Set problem: Your answer should be a single number: the count of lines in the material below that hold "gouden".

Input:
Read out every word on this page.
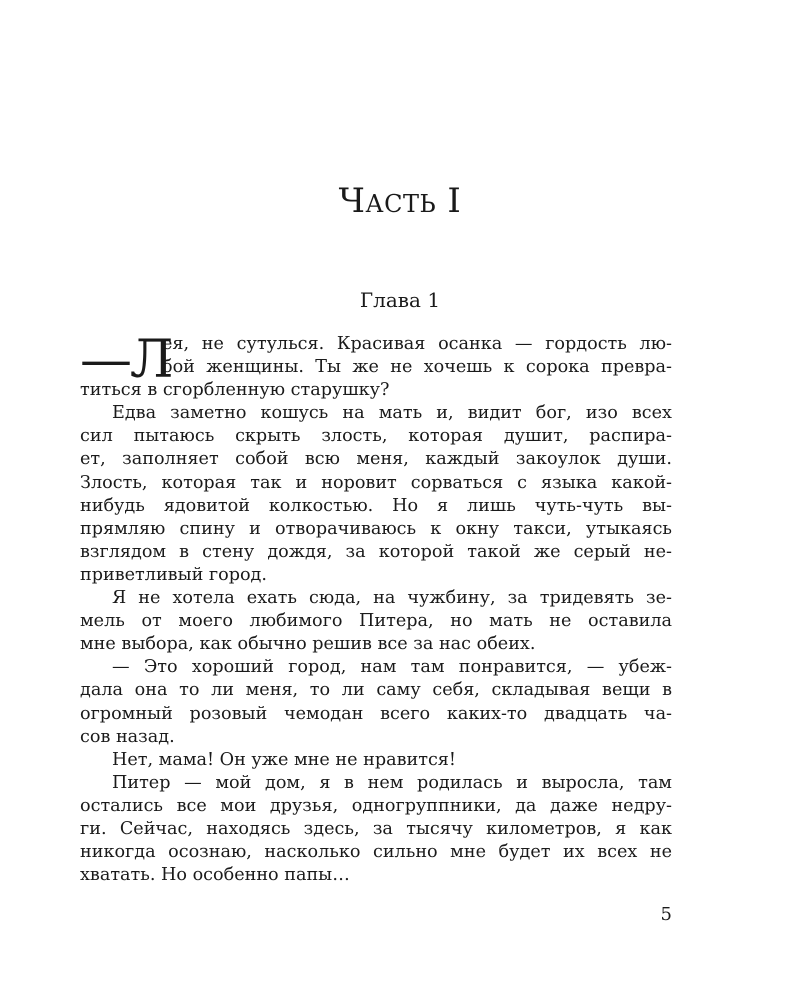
Часть I
Глава 1
—Л
ея, не сутулься. Красивая осанка — гордость лю-
бой женщины. Ты же не хочешь к сорока превра-
титься в сгорбленную старушку?
Едва заметно кошусь на мать и, видит бог, изо всех
сил пытаюсь скрыть злость, которая душит, распира-
ет, заполняет собой всю меня, каждый закоулок души.
Злость, которая так и норовит сорваться с языка какой-
нибудь ядовитой колкостью. Но я лишь чуть-чуть вы-
прямляю спину и отворачиваюсь к окну такси, утыкаясь
взглядом в стену дождя, за которой такой же серый не-
приветливый город.
Я не хотела ехать сюда, на чужбину, за тридевять зе-
мель от моего любимого Питера, но мать не оставила
мне выбора, как обычно решив все за нас обеих.
— Это хороший город, нам там понравится, — убеж-
дала она то ли меня, то ли саму себя, складывая вещи в
огромный розовый чемодан всего каких-то двадцать ча-
сов назад.
Нет, мама! Он уже мне не нравится!
Питер — мой дом, я в нем родилась и выросла, там
остались все мои друзья, одногруппники, да даже недру-
ги. Сейчас, находясь здесь, за тысячу километров, я как
никогда осознаю, насколько сильно мне будет их всех не
хватать. Но особенно папы…

5
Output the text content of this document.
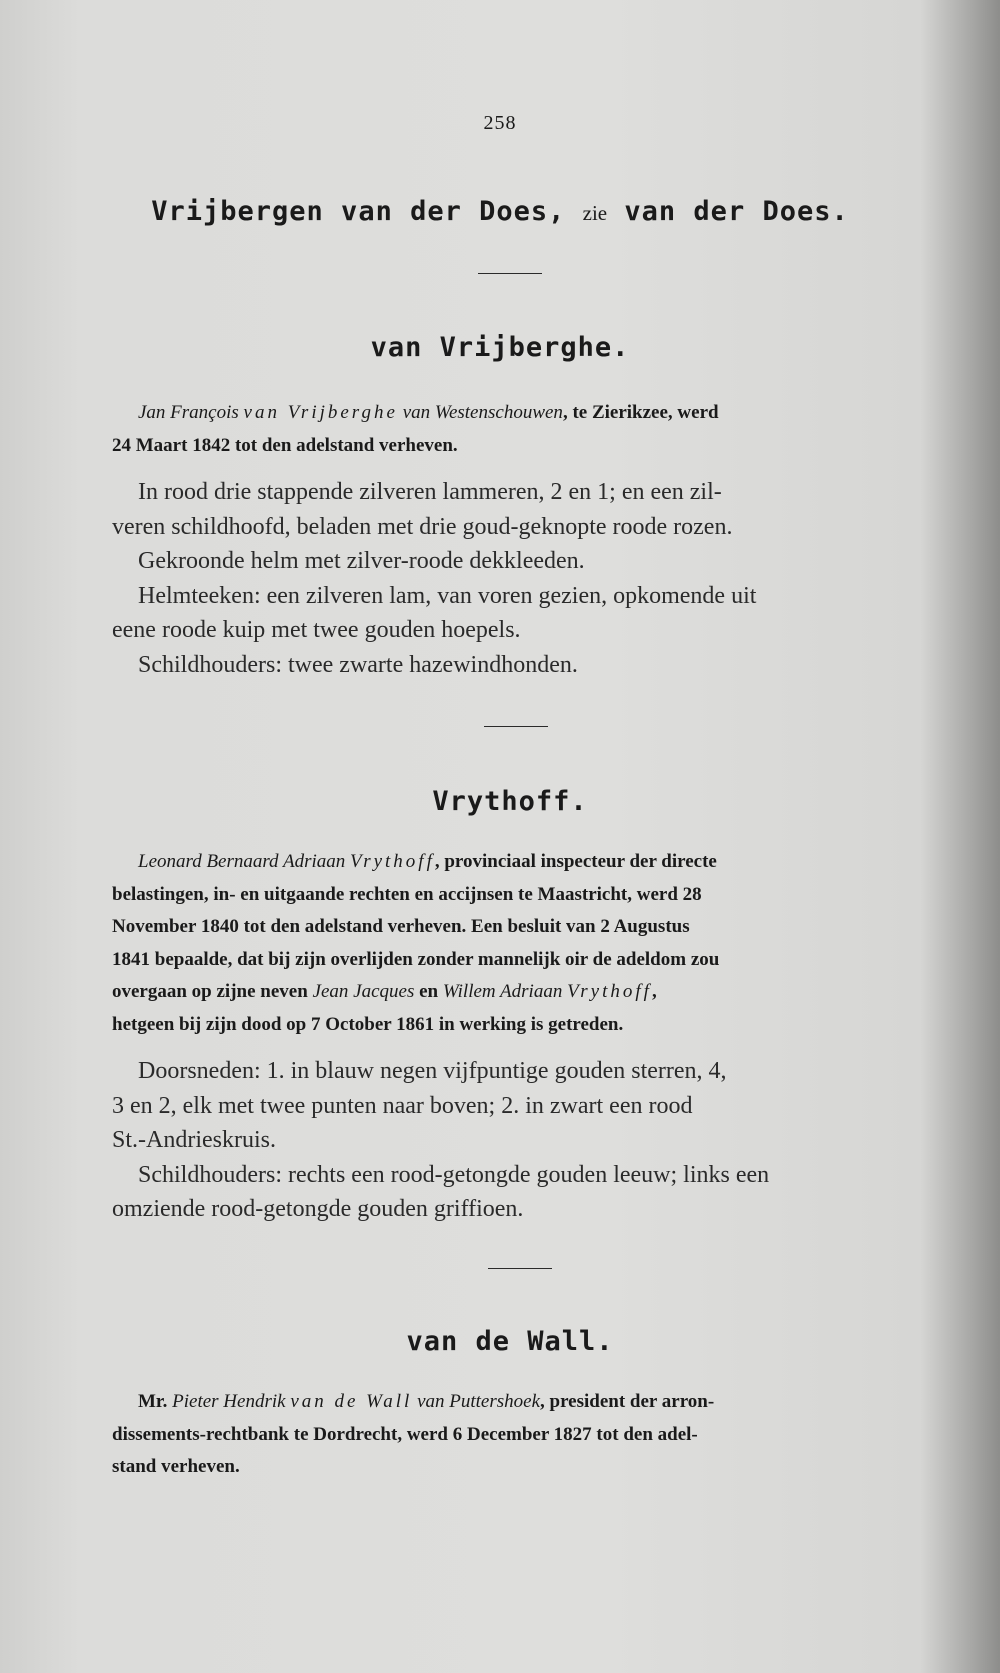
258
Vrijbergen van der Does, zie van der Does.
van Vrijberghe.

Jan François van Vrijberghe van Westenschouwen, te Zierikzee, werd

24 Maart 1842 tot den adelstand verheven.

In rood drie stappende zilveren lammeren, 2 en 1; en een zil-

veren schildhoofd, beladen met drie goud-geknopte roode rozen.

Gekroonde helm met zilver-roode dekkleeden.

Helmteeken: een zilveren lam, van voren gezien, opkomende uit

eene roode kuip met twee gouden hoepels.

Schildhouders: twee zwarte hazewindhonden.

Vrythoff.

Leonard Bernaard Adriaan Vrythoff, provinciaal inspecteur der directe

belastingen, in- en uitgaande rechten en accijnsen te Maastricht, werd 28

November 1840 tot den adelstand verheven. Een besluit van 2 Augustus

1841 bepaalde, dat bij zijn overlijden zonder mannelijk oir de adeldom zou

overgaan op zijne neven Jean Jacques en Willem Adriaan Vrythoff,

hetgeen bij zijn dood op 7 October 1861 in werking is getreden.

Doorsneden: 1. in blauw negen vijfpuntige gouden sterren, 4,

3 en 2, elk met twee punten naar boven; 2. in zwart een rood

St.-Andrieskruis.

Schildhouders: rechts een rood-getongde gouden leeuw; links een

omziende rood-getongde gouden griffioen.

van de Wall.

Mr. Pieter Hendrik van de Wall van Puttershoek, president der arron-

dissements-rechtbank te Dordrecht, werd 6 December 1827 tot den adel-

stand verheven.
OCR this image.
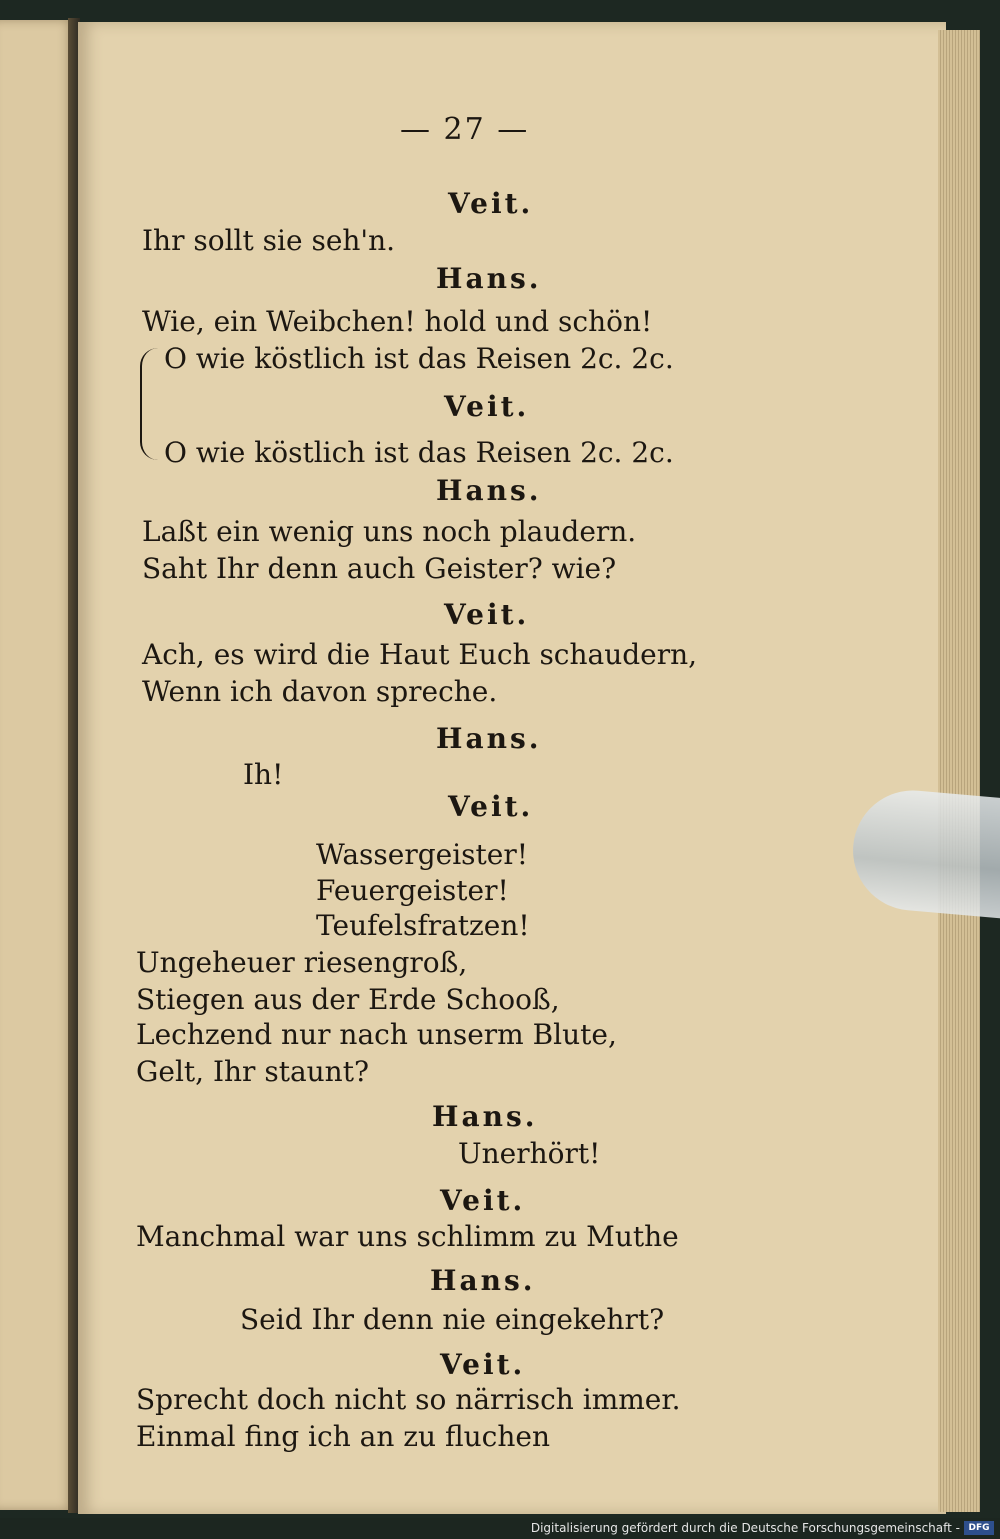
— 27 —
Veit.
Ihr sollt sie seh'n.
Hans.
Wie, ein Weibchen! hold und schön!
O wie köstlich ist das Reisen 2c. 2c.
Veit.
O wie köstlich ist das Reisen 2c. 2c.
Hans.
Laßt ein wenig uns noch plaudern.
Saht Ihr denn auch Geister? wie?
Veit.
Ach, es wird die Haut Euch schaudern,
Wenn ich davon spreche.
Hans.
Ih!
Veit.
Wassergeister!
Feuergeister!
Teufelsfratzen!
Ungeheuer riesengroß,
Stiegen aus der Erde Schooß,
Lechzend nur nach unserm Blute,
Gelt, Ihr staunt?
Hans.
Unerhört!
Veit.
Manchmal war uns schlimm zu Muthe
Hans.
Seid Ihr denn nie eingekehrt?
Veit.
Sprecht doch nicht so närrisch immer.
Einmal fing ich an zu fluchen
Digitalisierung gefördert durch die Deutsche Forschungsgemeinschaft - DFG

Solution: 4